### EXERCISE
Which lines in the material below contain the word "JSON"? Copy each of them.

— Start of RECORDS —

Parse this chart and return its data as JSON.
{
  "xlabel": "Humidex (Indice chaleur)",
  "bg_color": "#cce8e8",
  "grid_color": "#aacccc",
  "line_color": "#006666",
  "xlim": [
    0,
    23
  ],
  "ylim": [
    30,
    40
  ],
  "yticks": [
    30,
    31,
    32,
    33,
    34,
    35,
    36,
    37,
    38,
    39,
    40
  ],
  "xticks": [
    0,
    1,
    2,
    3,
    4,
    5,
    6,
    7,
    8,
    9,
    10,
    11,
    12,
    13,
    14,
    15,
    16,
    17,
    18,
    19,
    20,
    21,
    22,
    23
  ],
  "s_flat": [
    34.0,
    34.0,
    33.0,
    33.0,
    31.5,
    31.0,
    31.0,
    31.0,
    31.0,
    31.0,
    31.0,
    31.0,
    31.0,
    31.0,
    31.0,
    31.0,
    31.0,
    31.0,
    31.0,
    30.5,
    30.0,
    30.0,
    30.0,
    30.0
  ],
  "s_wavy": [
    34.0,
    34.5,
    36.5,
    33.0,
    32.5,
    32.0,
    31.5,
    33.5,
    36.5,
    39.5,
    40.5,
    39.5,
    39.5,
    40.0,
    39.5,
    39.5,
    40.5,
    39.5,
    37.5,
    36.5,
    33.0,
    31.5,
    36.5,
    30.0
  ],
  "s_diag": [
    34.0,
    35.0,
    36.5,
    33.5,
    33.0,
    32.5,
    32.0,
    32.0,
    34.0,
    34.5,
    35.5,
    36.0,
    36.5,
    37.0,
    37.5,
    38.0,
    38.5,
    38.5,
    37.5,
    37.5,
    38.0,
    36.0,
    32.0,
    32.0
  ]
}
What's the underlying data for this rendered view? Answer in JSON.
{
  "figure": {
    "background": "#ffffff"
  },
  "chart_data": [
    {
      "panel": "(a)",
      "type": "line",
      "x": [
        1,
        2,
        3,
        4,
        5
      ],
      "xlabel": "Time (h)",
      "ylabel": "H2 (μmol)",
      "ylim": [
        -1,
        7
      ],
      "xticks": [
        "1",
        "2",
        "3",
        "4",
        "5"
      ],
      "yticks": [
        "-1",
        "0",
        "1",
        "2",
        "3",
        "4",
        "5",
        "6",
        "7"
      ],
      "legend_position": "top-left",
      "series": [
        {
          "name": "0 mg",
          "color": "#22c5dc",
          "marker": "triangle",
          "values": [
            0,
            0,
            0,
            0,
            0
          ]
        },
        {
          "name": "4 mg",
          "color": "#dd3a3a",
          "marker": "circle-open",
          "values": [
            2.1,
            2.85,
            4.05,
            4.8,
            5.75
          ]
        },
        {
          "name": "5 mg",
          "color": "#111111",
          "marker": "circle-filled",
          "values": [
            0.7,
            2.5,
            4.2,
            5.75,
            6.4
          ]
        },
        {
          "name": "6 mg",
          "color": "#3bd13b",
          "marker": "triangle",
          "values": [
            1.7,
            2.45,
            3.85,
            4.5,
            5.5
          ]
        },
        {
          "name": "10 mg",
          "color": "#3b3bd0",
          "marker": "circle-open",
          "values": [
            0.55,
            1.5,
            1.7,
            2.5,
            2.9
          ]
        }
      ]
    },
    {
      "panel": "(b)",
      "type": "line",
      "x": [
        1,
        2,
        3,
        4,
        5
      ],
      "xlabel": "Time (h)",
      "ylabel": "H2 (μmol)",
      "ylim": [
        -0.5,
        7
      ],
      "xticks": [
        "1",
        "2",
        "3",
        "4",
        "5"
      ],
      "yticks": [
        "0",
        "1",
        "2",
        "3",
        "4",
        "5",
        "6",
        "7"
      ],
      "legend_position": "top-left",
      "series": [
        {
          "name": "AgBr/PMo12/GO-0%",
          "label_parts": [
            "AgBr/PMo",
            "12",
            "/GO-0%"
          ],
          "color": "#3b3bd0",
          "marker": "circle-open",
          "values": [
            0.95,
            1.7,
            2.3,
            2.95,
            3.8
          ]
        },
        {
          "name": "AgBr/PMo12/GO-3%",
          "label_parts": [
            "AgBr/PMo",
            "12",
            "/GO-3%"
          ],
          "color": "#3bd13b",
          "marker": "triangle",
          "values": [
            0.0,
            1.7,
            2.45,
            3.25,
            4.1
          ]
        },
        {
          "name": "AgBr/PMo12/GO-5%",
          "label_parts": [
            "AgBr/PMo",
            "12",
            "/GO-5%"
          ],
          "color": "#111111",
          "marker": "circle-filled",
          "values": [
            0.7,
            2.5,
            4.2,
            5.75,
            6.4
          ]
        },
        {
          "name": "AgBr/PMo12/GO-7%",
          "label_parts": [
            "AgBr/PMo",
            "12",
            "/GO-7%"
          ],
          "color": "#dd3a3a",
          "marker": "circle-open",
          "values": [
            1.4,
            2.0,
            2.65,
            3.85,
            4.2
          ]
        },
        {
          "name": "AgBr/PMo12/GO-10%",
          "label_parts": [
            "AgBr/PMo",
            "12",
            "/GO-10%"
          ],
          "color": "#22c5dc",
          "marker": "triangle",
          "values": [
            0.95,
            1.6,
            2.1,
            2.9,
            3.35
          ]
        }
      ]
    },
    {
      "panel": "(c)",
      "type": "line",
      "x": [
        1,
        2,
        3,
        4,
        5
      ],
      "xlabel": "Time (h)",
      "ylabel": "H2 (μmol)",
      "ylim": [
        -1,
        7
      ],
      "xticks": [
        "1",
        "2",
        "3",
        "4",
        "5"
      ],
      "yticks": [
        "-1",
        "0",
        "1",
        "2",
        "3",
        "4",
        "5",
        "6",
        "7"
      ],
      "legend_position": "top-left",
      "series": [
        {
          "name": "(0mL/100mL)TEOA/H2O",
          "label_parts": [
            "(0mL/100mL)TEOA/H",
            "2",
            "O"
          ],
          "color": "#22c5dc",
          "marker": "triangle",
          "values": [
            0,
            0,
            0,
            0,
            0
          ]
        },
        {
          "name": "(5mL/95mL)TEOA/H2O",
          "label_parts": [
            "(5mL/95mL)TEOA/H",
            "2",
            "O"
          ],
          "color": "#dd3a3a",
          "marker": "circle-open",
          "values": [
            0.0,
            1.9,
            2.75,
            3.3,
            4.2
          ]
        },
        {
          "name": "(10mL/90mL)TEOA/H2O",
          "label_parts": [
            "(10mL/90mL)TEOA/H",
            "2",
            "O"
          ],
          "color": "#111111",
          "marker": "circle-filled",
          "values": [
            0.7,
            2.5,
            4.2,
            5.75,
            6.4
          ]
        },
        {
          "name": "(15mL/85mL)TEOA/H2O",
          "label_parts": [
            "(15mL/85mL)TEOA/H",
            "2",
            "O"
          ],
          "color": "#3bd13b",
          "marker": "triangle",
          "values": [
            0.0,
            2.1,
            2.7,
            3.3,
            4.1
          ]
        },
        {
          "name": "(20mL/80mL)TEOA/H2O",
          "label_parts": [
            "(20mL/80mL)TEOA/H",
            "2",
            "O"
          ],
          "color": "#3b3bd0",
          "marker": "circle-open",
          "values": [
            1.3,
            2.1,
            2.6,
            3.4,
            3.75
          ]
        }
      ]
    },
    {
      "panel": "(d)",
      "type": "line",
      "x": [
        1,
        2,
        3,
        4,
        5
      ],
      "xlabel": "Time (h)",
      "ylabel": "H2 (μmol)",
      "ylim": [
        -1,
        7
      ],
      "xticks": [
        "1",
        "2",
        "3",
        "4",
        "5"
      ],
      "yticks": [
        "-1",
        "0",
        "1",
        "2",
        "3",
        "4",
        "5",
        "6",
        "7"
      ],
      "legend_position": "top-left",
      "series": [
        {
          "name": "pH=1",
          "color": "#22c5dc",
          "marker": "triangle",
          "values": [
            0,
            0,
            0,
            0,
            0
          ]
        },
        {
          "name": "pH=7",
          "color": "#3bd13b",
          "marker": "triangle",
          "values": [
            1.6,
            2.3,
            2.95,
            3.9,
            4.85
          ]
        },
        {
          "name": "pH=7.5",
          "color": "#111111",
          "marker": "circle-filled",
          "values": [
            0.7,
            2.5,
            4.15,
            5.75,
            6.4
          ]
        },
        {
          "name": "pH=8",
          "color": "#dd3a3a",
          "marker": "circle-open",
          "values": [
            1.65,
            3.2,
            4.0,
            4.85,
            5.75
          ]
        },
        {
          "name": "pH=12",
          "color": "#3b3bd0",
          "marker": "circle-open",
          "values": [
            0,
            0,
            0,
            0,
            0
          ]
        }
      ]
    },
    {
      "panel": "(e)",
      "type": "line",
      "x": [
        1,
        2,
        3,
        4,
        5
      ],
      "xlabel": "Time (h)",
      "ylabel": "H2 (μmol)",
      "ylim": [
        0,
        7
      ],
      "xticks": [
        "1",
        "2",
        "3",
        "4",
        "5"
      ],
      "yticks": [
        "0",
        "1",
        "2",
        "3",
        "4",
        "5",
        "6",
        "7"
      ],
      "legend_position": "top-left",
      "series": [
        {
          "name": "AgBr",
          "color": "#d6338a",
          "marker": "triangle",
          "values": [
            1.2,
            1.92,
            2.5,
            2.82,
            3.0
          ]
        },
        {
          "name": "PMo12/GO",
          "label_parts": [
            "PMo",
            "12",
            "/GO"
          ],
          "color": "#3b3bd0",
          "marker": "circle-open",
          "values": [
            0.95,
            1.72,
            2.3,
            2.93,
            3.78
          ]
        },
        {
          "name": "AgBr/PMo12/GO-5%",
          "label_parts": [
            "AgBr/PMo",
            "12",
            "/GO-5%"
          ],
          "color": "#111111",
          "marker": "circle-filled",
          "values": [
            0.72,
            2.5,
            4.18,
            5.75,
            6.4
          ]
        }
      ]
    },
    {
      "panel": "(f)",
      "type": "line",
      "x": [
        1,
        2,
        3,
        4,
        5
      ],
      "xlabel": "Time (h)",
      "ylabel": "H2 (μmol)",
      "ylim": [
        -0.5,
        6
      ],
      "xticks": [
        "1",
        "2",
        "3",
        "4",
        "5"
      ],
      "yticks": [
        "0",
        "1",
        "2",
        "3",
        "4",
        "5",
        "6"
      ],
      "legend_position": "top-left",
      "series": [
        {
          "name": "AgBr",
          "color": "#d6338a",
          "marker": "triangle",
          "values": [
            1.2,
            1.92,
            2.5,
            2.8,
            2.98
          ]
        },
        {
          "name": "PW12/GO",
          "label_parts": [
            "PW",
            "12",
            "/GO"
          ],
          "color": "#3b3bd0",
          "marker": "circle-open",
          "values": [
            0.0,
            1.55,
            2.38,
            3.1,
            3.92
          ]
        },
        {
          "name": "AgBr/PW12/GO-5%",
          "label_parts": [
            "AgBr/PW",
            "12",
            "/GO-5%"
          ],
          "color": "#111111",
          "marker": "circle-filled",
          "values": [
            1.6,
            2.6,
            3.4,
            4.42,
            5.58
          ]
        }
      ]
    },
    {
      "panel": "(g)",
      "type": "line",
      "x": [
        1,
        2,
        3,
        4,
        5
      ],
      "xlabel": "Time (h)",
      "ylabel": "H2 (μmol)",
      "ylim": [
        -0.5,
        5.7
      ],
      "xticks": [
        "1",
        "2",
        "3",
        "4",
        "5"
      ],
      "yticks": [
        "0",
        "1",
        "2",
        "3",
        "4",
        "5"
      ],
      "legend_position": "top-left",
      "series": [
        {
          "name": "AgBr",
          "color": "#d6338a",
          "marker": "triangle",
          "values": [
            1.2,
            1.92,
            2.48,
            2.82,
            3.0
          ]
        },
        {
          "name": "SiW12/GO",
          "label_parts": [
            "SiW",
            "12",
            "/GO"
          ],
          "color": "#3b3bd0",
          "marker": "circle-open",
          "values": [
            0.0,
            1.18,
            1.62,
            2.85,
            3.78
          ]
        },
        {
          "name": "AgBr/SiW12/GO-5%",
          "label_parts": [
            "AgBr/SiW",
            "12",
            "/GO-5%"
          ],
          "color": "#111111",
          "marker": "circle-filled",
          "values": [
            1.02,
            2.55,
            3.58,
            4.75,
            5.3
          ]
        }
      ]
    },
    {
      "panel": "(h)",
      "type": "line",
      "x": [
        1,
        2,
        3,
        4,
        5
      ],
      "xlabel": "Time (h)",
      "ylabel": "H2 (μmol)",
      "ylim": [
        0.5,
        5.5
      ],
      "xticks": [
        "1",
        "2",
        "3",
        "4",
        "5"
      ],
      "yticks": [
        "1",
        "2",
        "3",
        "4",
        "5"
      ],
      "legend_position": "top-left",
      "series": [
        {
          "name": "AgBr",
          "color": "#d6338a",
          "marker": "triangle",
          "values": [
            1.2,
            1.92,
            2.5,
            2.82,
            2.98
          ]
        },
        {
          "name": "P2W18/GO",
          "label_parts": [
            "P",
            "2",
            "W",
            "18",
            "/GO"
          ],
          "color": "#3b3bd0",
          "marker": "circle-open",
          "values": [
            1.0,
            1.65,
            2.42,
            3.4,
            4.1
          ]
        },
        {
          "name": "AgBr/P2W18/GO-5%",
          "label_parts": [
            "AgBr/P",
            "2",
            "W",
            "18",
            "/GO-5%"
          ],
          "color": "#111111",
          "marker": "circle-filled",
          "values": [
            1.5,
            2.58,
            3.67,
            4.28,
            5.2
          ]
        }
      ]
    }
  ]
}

— End of RECORDS —

### TASK ANSWER
Parse this chart and return its data as JSON.
What's the underlying data for this rendered view? Answer in JSON.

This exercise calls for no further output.